(Figure collection entries)
★ ★ ★ ★ ★ ★ ★
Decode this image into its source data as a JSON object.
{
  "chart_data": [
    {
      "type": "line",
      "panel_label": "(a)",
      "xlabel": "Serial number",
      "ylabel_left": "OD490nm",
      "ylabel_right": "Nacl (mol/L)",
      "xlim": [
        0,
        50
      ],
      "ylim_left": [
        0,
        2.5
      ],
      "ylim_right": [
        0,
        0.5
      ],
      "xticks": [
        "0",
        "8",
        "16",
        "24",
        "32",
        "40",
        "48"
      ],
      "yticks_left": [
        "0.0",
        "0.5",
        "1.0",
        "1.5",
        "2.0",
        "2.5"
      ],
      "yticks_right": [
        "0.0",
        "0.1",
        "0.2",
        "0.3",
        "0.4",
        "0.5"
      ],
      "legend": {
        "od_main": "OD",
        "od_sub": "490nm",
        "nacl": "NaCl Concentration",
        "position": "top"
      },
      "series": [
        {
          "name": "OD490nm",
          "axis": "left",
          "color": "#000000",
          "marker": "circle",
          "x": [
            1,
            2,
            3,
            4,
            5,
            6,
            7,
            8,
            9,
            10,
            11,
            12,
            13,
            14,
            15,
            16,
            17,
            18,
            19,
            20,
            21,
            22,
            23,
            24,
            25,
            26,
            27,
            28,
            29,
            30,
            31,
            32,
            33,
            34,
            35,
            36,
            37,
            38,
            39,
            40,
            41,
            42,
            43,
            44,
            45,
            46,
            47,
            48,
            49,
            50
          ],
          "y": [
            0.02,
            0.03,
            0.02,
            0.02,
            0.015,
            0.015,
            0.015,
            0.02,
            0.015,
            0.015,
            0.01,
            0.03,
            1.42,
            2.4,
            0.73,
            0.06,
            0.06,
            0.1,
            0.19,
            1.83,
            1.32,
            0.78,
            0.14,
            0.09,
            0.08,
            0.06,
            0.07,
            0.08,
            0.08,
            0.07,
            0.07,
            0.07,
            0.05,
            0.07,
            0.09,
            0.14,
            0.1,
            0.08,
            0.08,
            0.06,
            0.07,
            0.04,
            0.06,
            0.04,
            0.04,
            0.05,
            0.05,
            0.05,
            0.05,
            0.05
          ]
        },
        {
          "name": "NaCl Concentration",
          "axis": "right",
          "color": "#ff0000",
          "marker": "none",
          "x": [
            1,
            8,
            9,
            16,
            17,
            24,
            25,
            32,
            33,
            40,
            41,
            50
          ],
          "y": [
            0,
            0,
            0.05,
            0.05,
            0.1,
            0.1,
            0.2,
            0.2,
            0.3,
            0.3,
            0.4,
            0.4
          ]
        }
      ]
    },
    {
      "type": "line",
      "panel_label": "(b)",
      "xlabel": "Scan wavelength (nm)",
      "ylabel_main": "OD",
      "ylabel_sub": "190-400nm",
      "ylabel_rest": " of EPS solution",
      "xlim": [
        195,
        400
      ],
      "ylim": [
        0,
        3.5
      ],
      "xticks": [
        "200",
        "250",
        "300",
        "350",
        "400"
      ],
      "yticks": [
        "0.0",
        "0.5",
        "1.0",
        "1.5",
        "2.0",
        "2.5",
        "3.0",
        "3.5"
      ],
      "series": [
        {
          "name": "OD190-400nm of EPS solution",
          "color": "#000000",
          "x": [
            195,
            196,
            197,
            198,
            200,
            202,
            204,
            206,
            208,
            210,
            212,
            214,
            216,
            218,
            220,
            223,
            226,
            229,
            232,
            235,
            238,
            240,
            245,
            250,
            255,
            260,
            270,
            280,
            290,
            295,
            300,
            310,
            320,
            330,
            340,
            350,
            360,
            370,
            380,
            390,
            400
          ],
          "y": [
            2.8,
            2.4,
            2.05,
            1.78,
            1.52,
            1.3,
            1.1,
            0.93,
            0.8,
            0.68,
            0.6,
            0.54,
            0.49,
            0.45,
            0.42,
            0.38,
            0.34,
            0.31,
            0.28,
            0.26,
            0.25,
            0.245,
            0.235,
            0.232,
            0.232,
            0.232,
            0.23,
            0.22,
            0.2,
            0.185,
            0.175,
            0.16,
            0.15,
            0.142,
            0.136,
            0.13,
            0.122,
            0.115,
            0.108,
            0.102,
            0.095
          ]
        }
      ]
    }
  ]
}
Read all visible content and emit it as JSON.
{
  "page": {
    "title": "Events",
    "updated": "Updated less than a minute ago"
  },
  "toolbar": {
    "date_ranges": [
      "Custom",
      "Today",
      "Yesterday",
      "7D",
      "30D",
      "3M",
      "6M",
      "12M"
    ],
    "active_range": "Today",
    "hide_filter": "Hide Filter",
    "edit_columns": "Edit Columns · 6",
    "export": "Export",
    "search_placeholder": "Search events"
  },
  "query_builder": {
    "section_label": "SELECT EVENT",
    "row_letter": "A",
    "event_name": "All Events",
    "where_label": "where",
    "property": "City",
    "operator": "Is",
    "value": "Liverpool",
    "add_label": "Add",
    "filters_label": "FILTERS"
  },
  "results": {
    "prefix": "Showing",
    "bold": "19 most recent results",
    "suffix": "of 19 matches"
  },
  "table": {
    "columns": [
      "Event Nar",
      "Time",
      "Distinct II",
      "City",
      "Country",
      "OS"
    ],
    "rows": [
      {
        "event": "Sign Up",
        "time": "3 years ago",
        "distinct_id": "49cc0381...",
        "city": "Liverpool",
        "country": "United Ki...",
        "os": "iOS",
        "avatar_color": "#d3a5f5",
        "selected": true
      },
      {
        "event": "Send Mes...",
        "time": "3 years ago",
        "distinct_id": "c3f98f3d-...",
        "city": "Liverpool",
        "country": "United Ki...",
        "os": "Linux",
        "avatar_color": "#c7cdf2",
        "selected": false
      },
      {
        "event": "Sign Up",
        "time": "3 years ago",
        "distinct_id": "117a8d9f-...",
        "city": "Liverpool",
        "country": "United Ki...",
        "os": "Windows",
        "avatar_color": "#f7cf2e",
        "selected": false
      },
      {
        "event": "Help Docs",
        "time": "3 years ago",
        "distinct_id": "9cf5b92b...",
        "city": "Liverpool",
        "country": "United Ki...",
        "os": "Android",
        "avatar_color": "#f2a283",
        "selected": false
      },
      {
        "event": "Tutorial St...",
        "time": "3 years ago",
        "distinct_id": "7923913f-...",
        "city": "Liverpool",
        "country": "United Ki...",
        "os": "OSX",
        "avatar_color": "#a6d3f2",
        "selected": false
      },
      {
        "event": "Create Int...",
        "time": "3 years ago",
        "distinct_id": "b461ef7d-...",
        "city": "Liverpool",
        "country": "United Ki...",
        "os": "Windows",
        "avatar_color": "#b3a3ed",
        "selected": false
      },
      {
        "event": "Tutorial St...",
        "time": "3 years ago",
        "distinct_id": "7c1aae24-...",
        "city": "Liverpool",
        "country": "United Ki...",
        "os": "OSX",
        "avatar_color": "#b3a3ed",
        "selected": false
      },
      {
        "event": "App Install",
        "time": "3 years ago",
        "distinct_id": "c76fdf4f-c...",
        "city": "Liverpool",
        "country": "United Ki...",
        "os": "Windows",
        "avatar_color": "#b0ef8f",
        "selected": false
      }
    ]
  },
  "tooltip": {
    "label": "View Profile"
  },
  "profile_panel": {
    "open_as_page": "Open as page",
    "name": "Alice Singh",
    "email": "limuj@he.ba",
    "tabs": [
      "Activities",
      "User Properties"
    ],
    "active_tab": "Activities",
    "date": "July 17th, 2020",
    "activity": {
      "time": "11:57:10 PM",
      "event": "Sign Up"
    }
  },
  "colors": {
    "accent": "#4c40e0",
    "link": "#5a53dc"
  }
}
★ ★ ★ ★ ★ ★ ★
■ Problem statement
Your task is to repeat the data exactly; please include every line.

■ Response below
Decode this image into its source data as a JSON object.
{
  "chart_data": [
    {
      "type": "line",
      "panel_label": "(a)",
      "xlabel": "Serial number",
      "ylabel_left": "OD490nm",
      "ylabel_right": "Nacl (mol/L)",
      "xlim": [
        0,
        50
      ],
      "ylim_left": [
        0,
        2.5
      ],
      "ylim_right": [
        0,
        0.5
      ],
      "xticks": [
        "0",
        "8",
        "16",
        "24",
        "32",
        "40",
        "48"
      ],
      "yticks_left": [
        "0.0",
        "0.5",
        "1.0",
        "1.5",
        "2.0",
        "2.5"
      ],
      "yticks_right": [
        "0.0",
        "0.1",
        "0.2",
        "0.3",
        "0.4",
        "0.5"
      ],
      "legend": {
        "od_main": "OD",
        "od_sub": "490nm",
        "nacl": "NaCl Concentration",
        "position": "top"
      },
      "series": [
        {
          "name": "OD490nm",
          "axis": "left",
          "color": "#000000",
          "marker": "circle",
          "x": [
            1,
            2,
            3,
            4,
            5,
            6,
            7,
            8,
            9,
            10,
            11,
            12,
            13,
            14,
            15,
            16,
            17,
            18,
            19,
            20,
            21,
            22,
            23,
            24,
            25,
            26,
            27,
            28,
            29,
            30,
            31,
            32,
            33,
            34,
            35,
            36,
            37,
            38,
            39,
            40,
            41,
            42,
            43,
            44,
            45,
            46,
            47,
            48,
            49,
            50
          ],
          "y": [
            0.02,
            0.03,
            0.02,
            0.02,
            0.015,
            0.015,
            0.015,
            0.02,
            0.015,
            0.015,
            0.01,
            0.03,
            1.42,
            2.4,
            0.73,
            0.06,
            0.06,
            0.1,
            0.19,
            1.83,
            1.32,
            0.78,
            0.14,
            0.09,
            0.08,
            0.06,
            0.07,
            0.08,
            0.08,
            0.07,
            0.07,
            0.07,
            0.05,
            0.07,
            0.09,
            0.14,
            0.1,
            0.08,
            0.08,
            0.06,
            0.07,
            0.04,
            0.06,
            0.04,
            0.04,
            0.05,
            0.05,
            0.05,
            0.05,
            0.05
          ]
        },
        {
          "name": "NaCl Concentration",
          "axis": "right",
          "color": "#ff0000",
          "marker": "none",
          "x": [
            1,
            8,
            9,
            16,
            17,
            24,
            25,
            32,
            33,
            40,
            41,
            50
          ],
          "y": [
            0,
            0,
            0.05,
            0.05,
            0.1,
            0.1,
            0.2,
            0.2,
            0.3,
            0.3,
            0.4,
            0.4
          ]
        }
      ]
    },
    {
      "type": "line",
      "panel_label": "(b)",
      "xlabel": "Scan wavelength (nm)",
      "ylabel_main": "OD",
      "ylabel_sub": "190-400nm",
      "ylabel_rest": " of EPS solution",
      "xlim": [
        195,
        400
      ],
      "ylim": [
        0,
        3.5
      ],
      "xticks": [
        "200",
        "250",
        "300",
        "350",
        "400"
      ],
      "yticks": [
        "0.0",
        "0.5",
        "1.0",
        "1.5",
        "2.0",
        "2.5",
        "3.0",
        "3.5"
      ],
      "series": [
        {
          "name": "OD190-400nm of EPS solution",
          "color": "#000000",
          "x": [
            195,
            196,
            197,
            198,
            200,
            202,
            204,
            206,
            208,
            210,
            212,
            214,
            216,
            218,
            220,
            223,
            226,
            229,
            232,
            235,
            238,
            240,
            245,
            250,
            255,
            260,
            270,
            280,
            290,
            295,
            300,
            310,
            320,
            330,
            340,
            350,
            360,
            370,
            380,
            390,
            400
          ],
          "y": [
            2.8,
            2.4,
            2.05,
            1.78,
            1.52,
            1.3,
            1.1,
            0.93,
            0.8,
            0.68,
            0.6,
            0.54,
            0.49,
            0.45,
            0.42,
            0.38,
            0.34,
            0.31,
            0.28,
            0.26,
            0.25,
            0.245,
            0.235,
            0.232,
            0.232,
            0.232,
            0.23,
            0.22,
            0.2,
            0.185,
            0.175,
            0.16,
            0.15,
            0.142,
            0.136,
            0.13,
            0.122,
            0.115,
            0.108,
            0.102,
            0.095
          ]
        }
      ]
    }
  ]
}
Read all visible content and emit it as JSON.
{
  "page": {
    "title": "Events",
    "updated": "Updated less than a minute ago"
  },
  "toolbar": {
    "date_ranges": [
      "Custom",
      "Today",
      "Yesterday",
      "7D",
      "30D",
      "3M",
      "6M",
      "12M"
    ],
    "active_range": "Today",
    "hide_filter": "Hide Filter",
    "edit_columns": "Edit Columns · 6",
    "export": "Export",
    "search_placeholder": "Search events"
  },
  "query_builder": {
    "section_label": "SELECT EVENT",
    "row_letter": "A",
    "event_name": "All Events",
    "where_label": "where",
    "property": "City",
    "operator": "Is",
    "value": "Liverpool",
    "add_label": "Add",
    "filters_label": "FILTERS"
  },
  "results": {
    "prefix": "Showing",
    "bold": "19 most recent results",
    "suffix": "of 19 matches"
  },
  "table": {
    "columns": [
      "Event Nar",
      "Time",
      "Distinct II",
      "City",
      "Country",
      "OS"
    ],
    "rows": [
      {
        "event": "Sign Up",
        "time": "3 years ago",
        "distinct_id": "49cc0381...",
        "city": "Liverpool",
        "country": "United Ki...",
        "os": "iOS",
        "avatar_color": "#d3a5f5",
        "selected": true
      },
      {
        "event": "Send Mes...",
        "time": "3 years ago",
        "distinct_id": "c3f98f3d-...",
        "city": "Liverpool",
        "country": "United Ki...",
        "os": "Linux",
        "avatar_color": "#c7cdf2",
        "selected": false
      },
      {
        "event": "Sign Up",
        "time": "3 years ago",
        "distinct_id": "117a8d9f-...",
        "city": "Liverpool",
        "country": "United Ki...",
        "os": "Windows",
        "avatar_color": "#f7cf2e",
        "selected": false
      },
      {
        "event": "Help Docs",
        "time": "3 years ago",
        "distinct_id": "9cf5b92b...",
        "city": "Liverpool",
        "country": "United Ki...",
        "os": "Android",
        "avatar_color": "#f2a283",
        "selected": false
      },
      {
        "event": "Tutorial St...",
        "time": "3 years ago",
        "distinct_id": "7923913f-...",
        "city": "Liverpool",
        "country": "United Ki...",
        "os": "OSX",
        "avatar_color": "#a6d3f2",
        "selected": false
      },
      {
        "event": "Create Int...",
        "time": "3 years ago",
        "distinct_id": "b461ef7d-...",
        "city": "Liverpool",
        "country": "United Ki...",
        "os": "Windows",
        "avatar_color": "#b3a3ed",
        "selected": false
      },
      {
        "event": "Tutorial St...",
        "time": "3 years ago",
        "distinct_id": "7c1aae24-...",
        "city": "Liverpool",
        "country": "United Ki...",
        "os": "OSX",
        "avatar_color": "#b3a3ed",
        "selected": false
      },
      {
        "event": "App Install",
        "time": "3 years ago",
        "distinct_id": "c76fdf4f-c...",
        "city": "Liverpool",
        "country": "United Ki...",
        "os": "Windows",
        "avatar_color": "#b0ef8f",
        "selected": false
      }
    ]
  },
  "tooltip": {
    "label": "View Profile"
  },
  "profile_panel": {
    "open_as_page": "Open as page",
    "name": "Alice Singh",
    "email": "limuj@he.ba",
    "tabs": [
      "Activities",
      "User Properties"
    ],
    "active_tab": "Activities",
    "date": "July 17th, 2020",
    "activity": {
      "time": "11:57:10 PM",
      "event": "Sign Up"
    }
  },
  "colors": {
    "accent": "#4c40e0",
    "link": "#5a53dc"
  }
}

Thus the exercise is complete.